** begin **

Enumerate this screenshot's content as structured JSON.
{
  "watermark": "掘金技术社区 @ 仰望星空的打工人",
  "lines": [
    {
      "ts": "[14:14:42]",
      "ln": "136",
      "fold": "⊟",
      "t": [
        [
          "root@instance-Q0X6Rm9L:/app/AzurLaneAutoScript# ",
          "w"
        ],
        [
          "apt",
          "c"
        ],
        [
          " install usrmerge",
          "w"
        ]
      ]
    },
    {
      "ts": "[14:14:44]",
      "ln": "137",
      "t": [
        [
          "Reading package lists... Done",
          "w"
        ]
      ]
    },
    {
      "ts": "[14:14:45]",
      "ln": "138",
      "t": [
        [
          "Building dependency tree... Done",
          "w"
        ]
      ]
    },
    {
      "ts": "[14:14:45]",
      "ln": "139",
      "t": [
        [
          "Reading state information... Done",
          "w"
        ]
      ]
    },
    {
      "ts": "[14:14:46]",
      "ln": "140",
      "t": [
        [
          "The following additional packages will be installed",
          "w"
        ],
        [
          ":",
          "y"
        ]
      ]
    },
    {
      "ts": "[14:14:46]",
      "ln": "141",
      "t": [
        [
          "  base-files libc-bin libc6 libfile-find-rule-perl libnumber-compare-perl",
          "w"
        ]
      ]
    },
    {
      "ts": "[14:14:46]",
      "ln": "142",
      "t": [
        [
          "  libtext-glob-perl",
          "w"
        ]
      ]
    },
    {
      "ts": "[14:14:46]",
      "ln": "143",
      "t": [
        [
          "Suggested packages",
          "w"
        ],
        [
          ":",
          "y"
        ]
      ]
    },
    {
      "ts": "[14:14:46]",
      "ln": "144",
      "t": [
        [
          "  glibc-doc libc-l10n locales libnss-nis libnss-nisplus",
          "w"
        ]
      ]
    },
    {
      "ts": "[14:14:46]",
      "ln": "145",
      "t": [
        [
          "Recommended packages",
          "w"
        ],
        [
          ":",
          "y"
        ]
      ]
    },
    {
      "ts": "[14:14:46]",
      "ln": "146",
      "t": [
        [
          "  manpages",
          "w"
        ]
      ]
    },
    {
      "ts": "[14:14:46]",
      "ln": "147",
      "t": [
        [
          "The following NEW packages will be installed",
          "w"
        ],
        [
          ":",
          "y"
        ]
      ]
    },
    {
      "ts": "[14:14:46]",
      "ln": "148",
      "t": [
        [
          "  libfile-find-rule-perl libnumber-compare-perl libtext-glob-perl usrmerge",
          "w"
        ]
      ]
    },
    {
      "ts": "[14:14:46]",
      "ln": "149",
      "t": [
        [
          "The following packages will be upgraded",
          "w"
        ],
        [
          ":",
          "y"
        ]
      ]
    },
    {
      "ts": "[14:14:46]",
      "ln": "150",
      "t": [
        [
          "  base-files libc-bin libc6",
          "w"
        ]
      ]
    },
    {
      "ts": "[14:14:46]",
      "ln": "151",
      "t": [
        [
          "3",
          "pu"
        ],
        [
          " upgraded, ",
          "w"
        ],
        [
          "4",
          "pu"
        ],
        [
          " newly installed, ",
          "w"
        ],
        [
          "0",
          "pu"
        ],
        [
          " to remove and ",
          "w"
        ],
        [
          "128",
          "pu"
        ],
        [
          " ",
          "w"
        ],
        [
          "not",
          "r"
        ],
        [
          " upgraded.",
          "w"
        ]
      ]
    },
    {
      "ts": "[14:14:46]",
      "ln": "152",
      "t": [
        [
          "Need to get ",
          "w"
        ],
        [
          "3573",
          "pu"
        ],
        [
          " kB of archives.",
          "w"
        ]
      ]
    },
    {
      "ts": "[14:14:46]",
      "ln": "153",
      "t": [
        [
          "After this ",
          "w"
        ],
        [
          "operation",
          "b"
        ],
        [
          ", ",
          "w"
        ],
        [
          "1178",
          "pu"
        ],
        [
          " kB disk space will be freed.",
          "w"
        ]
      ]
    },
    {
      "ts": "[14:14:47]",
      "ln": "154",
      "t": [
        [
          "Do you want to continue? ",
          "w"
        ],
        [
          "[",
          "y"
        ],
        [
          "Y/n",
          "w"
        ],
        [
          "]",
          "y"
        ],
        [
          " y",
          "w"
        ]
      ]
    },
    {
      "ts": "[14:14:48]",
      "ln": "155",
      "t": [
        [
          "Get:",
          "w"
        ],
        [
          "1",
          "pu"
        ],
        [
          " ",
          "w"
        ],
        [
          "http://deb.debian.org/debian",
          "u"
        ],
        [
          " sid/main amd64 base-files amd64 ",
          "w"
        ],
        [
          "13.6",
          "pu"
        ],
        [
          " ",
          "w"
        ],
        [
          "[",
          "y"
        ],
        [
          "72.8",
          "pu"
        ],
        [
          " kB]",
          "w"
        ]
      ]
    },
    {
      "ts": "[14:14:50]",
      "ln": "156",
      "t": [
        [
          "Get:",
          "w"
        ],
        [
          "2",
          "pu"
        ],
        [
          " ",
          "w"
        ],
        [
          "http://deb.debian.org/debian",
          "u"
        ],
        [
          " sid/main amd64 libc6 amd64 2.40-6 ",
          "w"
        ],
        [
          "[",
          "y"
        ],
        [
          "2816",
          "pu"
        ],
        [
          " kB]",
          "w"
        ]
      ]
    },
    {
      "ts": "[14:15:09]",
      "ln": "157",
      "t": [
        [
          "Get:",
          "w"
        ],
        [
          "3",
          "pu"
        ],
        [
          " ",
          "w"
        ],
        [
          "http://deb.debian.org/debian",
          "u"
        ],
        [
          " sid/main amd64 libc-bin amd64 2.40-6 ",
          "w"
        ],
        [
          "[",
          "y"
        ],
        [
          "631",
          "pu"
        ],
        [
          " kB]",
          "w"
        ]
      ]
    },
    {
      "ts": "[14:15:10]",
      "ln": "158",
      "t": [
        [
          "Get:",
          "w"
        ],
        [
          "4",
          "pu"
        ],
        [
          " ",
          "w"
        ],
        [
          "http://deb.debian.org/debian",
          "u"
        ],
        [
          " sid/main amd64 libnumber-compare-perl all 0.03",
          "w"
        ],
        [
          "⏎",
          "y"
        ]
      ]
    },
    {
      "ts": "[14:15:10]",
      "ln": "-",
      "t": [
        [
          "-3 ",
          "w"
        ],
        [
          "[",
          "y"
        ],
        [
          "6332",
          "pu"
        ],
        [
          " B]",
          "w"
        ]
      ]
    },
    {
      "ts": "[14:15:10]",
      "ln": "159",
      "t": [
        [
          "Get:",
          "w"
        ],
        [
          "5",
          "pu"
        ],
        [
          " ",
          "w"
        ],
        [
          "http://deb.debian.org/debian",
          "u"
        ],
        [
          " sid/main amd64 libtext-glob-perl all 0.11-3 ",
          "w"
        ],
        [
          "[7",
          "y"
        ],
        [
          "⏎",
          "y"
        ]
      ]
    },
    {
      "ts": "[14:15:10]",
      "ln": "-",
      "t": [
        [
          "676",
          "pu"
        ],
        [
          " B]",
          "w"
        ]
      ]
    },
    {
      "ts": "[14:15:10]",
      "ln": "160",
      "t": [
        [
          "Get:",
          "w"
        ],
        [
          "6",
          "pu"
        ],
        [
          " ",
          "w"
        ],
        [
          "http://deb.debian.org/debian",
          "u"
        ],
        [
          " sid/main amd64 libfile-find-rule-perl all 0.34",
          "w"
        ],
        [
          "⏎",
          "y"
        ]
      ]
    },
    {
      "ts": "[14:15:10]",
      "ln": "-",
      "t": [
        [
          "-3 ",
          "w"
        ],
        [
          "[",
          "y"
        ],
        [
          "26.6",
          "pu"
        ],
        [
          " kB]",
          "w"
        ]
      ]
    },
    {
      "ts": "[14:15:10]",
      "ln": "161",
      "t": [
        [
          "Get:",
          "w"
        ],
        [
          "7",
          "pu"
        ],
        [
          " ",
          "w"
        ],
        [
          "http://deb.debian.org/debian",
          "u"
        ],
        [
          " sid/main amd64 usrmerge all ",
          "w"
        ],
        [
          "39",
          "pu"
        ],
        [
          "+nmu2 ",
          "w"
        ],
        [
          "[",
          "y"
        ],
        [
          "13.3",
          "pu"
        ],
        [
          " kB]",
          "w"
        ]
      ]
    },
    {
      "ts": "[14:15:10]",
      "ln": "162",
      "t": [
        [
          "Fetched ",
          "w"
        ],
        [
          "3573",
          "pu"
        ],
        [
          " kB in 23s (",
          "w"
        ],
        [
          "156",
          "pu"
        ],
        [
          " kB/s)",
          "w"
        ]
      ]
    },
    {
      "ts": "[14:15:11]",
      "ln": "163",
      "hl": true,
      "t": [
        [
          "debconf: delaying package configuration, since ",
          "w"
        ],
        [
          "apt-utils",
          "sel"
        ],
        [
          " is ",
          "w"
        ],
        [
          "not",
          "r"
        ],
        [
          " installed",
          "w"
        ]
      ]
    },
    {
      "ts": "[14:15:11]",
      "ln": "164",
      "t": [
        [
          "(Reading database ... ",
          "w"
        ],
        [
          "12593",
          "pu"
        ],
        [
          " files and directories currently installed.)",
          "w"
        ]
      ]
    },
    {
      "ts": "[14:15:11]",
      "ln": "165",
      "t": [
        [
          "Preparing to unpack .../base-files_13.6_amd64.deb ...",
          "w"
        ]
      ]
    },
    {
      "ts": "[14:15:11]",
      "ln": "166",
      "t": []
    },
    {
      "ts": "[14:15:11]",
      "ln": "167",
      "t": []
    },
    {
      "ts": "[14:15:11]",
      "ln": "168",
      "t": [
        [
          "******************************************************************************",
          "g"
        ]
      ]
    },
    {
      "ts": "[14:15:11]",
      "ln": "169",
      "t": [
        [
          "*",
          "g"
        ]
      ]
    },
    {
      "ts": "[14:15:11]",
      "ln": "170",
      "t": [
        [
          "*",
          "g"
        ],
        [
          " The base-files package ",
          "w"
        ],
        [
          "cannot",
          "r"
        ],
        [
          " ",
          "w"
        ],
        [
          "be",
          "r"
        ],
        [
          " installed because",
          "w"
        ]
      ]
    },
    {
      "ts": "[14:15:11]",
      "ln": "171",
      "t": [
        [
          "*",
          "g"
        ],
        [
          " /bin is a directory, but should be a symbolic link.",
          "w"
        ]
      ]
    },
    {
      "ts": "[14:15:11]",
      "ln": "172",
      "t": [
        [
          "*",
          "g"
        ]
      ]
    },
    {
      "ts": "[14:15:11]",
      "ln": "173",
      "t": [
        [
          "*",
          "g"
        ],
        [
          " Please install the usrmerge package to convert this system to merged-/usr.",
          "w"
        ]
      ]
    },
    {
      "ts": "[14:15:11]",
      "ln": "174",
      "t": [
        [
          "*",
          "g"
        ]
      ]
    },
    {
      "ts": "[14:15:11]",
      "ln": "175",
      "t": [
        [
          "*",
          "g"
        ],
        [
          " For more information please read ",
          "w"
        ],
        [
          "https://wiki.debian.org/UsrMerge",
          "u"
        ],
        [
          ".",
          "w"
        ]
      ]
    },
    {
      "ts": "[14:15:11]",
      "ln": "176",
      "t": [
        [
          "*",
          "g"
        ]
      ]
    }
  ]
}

** end **

The request: Count how many lines contain "upgraded" and give only that count.

Written reply: 3